→ **Listing**:
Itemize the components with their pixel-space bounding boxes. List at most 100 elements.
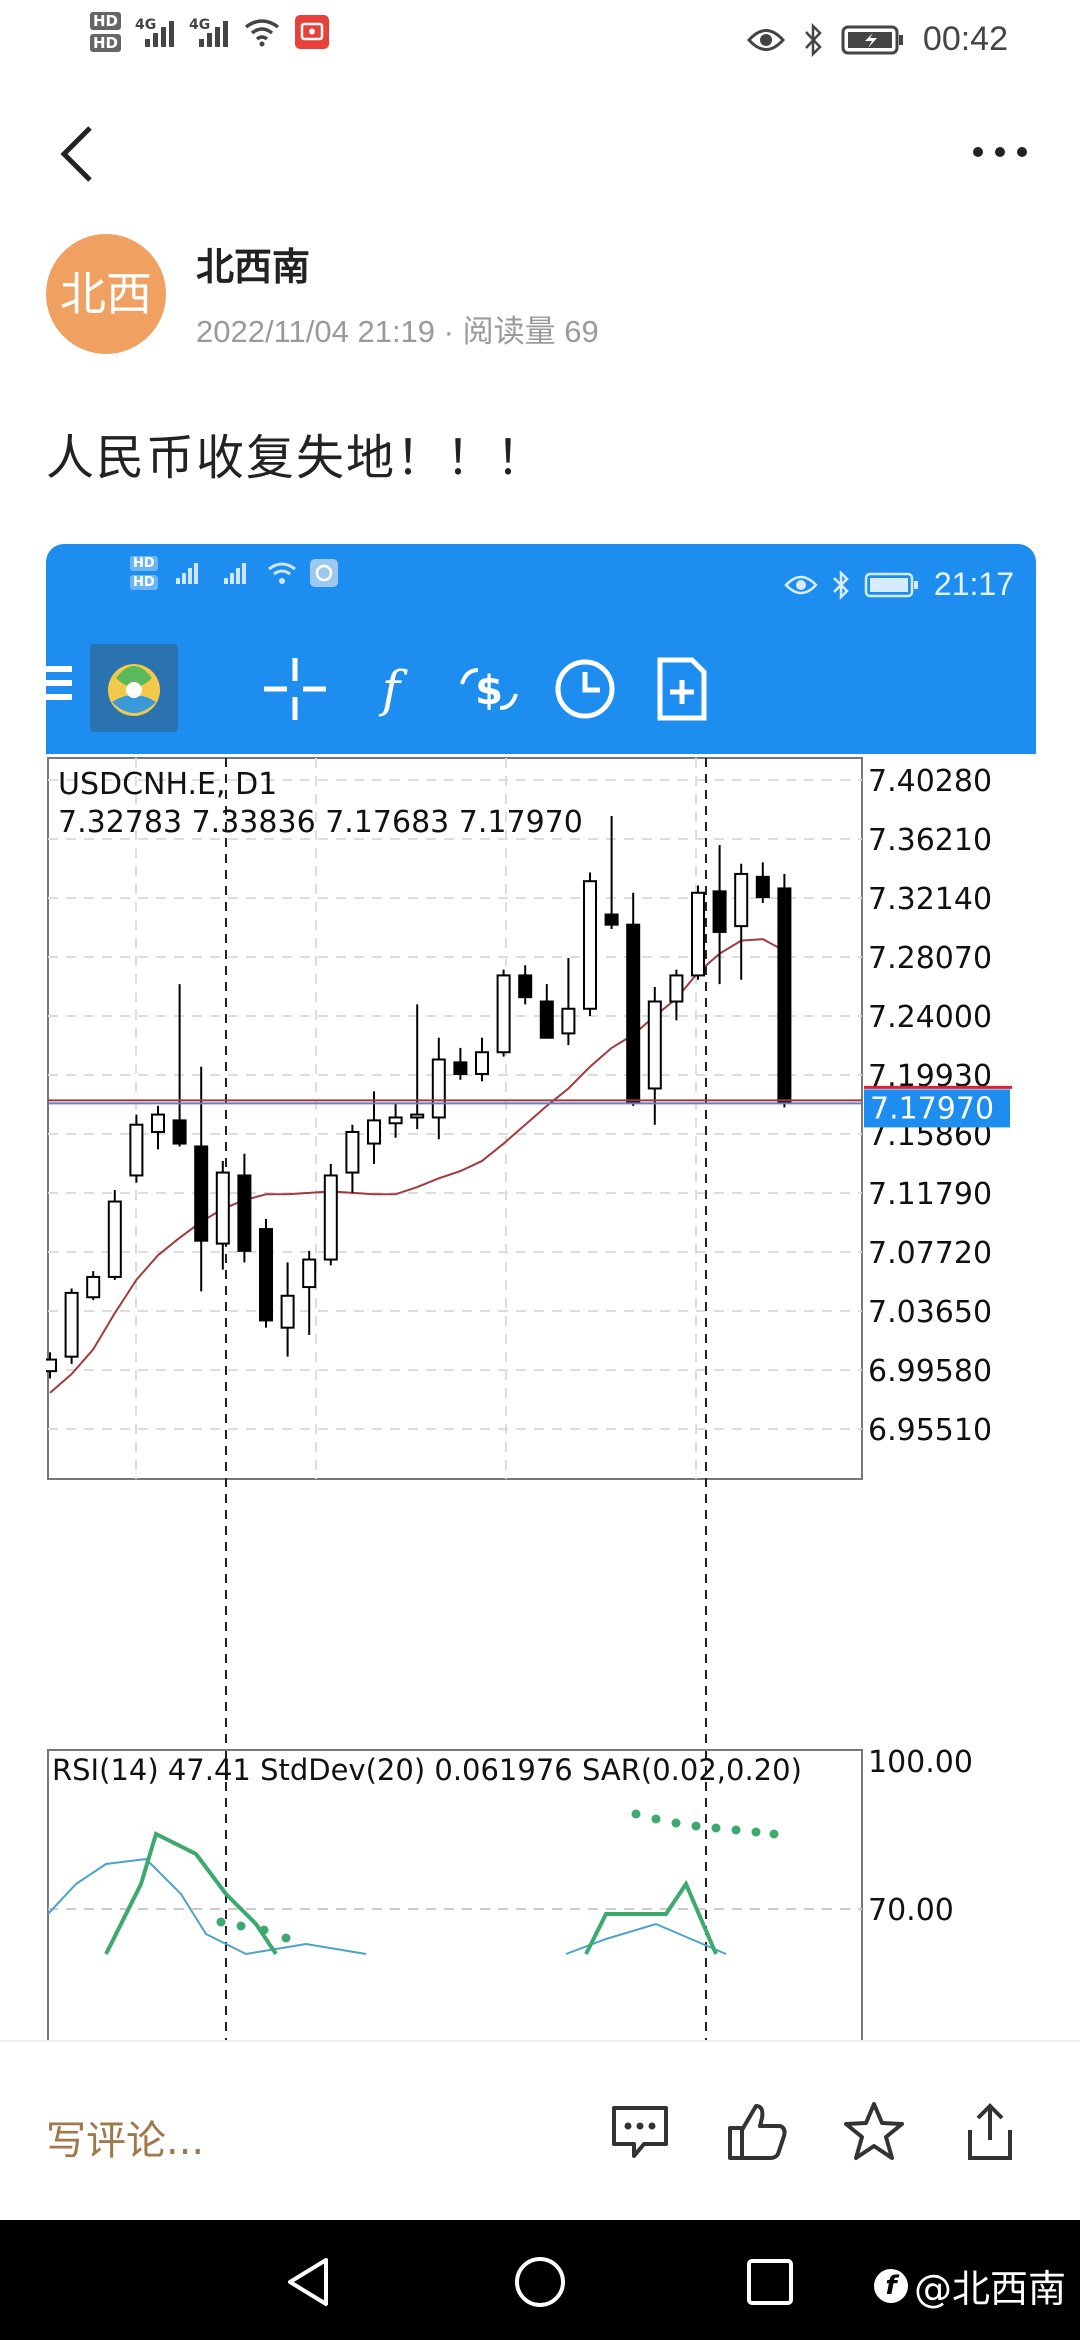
price-tag <box>864 1089 1010 1128</box>
candle <box>712 844 727 985</box>
candle <box>172 984 187 1147</box>
new-order-icon[interactable] <box>646 654 716 724</box>
bull-candle-body <box>302 1258 317 1289</box>
bull-candle-body <box>107 1200 122 1278</box>
candle <box>367 1091 381 1164</box>
status-bar-right: 00:42 <box>746 20 1008 59</box>
bull-candle-body <box>410 1113 425 1119</box>
sar-dot <box>259 1925 269 1935</box>
network-type-2: 4G <box>189 17 211 33</box>
candle <box>496 969 511 1057</box>
bull-candle-body <box>734 872 749 928</box>
bluetooth-icon <box>804 22 822 57</box>
menu-icon[interactable] <box>46 666 72 700</box>
favorite-star-icon[interactable] <box>842 2100 906 2164</box>
candle <box>626 892 641 1106</box>
sar-dot <box>671 1818 681 1828</box>
plot-frame <box>47 757 863 1480</box>
candle <box>388 1102 403 1138</box>
status-time: 00:42 <box>922 20 1008 58</box>
y-tick-label: 7.11790 <box>868 1177 992 1212</box>
chart-ohlc-label: 7.32783 7.33836 7.17683 7.17970 <box>58 805 583 840</box>
weibo-logo-icon: f <box>873 2268 908 2303</box>
svg-text:f: f <box>378 660 408 718</box>
status-bar-left: HD HD 4G 4G <box>90 12 330 52</box>
sub-tick-100: 100.00 <box>868 1745 973 1780</box>
candle <box>410 1004 425 1130</box>
nav-home-icon[interactable] <box>512 2254 568 2310</box>
back-arrow-icon[interactable] <box>56 124 96 184</box>
embedded-status-time: 21:17 <box>933 566 1014 602</box>
subchart-frame <box>47 1749 863 2044</box>
candle <box>734 863 749 980</box>
post-datetime: 2022/11/04 21:19 <box>196 314 436 349</box>
stddev-line <box>47 1857 367 1956</box>
hd-indicators: HD HD <box>90 12 122 52</box>
ma-polyline <box>49 938 785 1394</box>
y-tick-label: 7.24000 <box>868 1000 992 1035</box>
trade-icon[interactable]: $ <box>454 654 524 724</box>
hd2-badge: HD <box>90 34 122 52</box>
post-meta: 2022/11/04 21:19 · 阅读量 69 <box>196 306 599 351</box>
bear-candle-body <box>518 974 533 999</box>
embedded-status-right: 21:17 <box>784 566 1014 603</box>
y-tick-label: 7.07720 <box>868 1236 992 1271</box>
bull-candle-body <box>345 1130 360 1174</box>
candle <box>215 1160 230 1270</box>
like-icon[interactable] <box>726 2100 790 2164</box>
sar-dot <box>281 1933 291 1943</box>
bull-candle-body <box>561 1007 576 1035</box>
chart-symbol-label: USDCNH.E, D1 <box>58 767 277 802</box>
embedded-signal-icon-2 <box>223 563 246 584</box>
candle <box>669 969 684 1021</box>
sar-dot <box>236 1921 246 1931</box>
candle <box>323 1163 338 1266</box>
bear-candle-body <box>172 1119 187 1145</box>
more-options-icon[interactable] <box>968 140 1032 164</box>
clock-icon[interactable] <box>550 654 620 724</box>
candle <box>280 1262 295 1357</box>
post-image[interactable]: HD HD 21:17 f $ 7.40280 <box>46 544 1036 2044</box>
nav-recents-icon[interactable] <box>742 2254 798 2310</box>
chart-background <box>46 754 1036 2044</box>
embedded-app-icon <box>309 559 338 587</box>
stddev-line-2 <box>565 1922 727 1955</box>
candle <box>302 1250 317 1335</box>
candle <box>107 1189 122 1280</box>
moving-average-line <box>49 938 785 1394</box>
bear-candle-body <box>237 1174 252 1252</box>
bull-candle-body <box>151 1113 165 1133</box>
bear-candle-body <box>539 1000 554 1039</box>
price-chart[interactable]: 7.402807.362107.321407.280707.240007.199… <box>46 754 1036 2044</box>
embedded-battery-icon <box>864 572 918 597</box>
rsi-line-2 <box>584 1879 718 1955</box>
indicator-label: RSI(14) 47.41 StdDev(20) 0.061976 SAR(0.… <box>52 1753 802 1787</box>
signal-icon-2: 4G <box>189 17 229 47</box>
post-text: 人民币收复失地！！！ <box>46 430 547 486</box>
sar-dot <box>691 1821 701 1831</box>
author-name[interactable]: 北西南 <box>196 245 311 289</box>
bull-candle-body <box>129 1123 144 1177</box>
bottom-action-bar <box>0 2040 1080 2222</box>
bull-candle-body <box>64 1291 79 1358</box>
author-avatar[interactable]: 北西 <box>46 234 166 354</box>
comment-input[interactable]: 写评论... <box>46 2118 205 2164</box>
comments-icon[interactable] <box>608 2100 672 2164</box>
sar-dot <box>769 1829 779 1839</box>
candle <box>539 984 554 1039</box>
indicators-icon[interactable]: f <box>356 654 426 724</box>
indicator-subchart: 100.00 70.00 <box>47 1745 973 2044</box>
y-tick-label: 7.36210 <box>868 823 992 858</box>
bull-candle-body <box>431 1058 446 1119</box>
bull-candle-body <box>367 1119 381 1145</box>
network-type-1: 4G <box>135 17 157 33</box>
candle <box>583 872 597 1016</box>
candle <box>475 1037 489 1082</box>
crosshair-icon[interactable] <box>260 654 330 724</box>
bear-candle-body <box>755 875 770 899</box>
nav-back-icon[interactable] <box>282 2254 338 2310</box>
app-notification-icon <box>295 15 330 49</box>
rsi-line <box>104 1831 278 1956</box>
candle <box>561 958 576 1045</box>
share-icon[interactable] <box>958 2100 1022 2164</box>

→ **Problem requirements**:
Gather every line of the rows above that contains the string "label", and copy each one in full. Case counts.

→ **Response for this exercise**:
y-tick-label: 7.11790 <box>868 1177 992 1212</box>
chart-ohlc-label: 7.32783 7.33836 7.17683 7.17970 <box>58 805 583 840</box>
y-tick-label: 7.24000 <box>868 1000 992 1035</box>
y-tick-label: 7.07720 <box>868 1236 992 1271</box>
chart-symbol-label: USDCNH.E, D1 <box>58 767 277 802</box>
indicator-label: RSI(14) 47.41 StdDev(20) 0.061976 SAR(0.… <box>52 1753 802 1787</box>
y-tick-label: 7.36210 <box>868 823 992 858</box>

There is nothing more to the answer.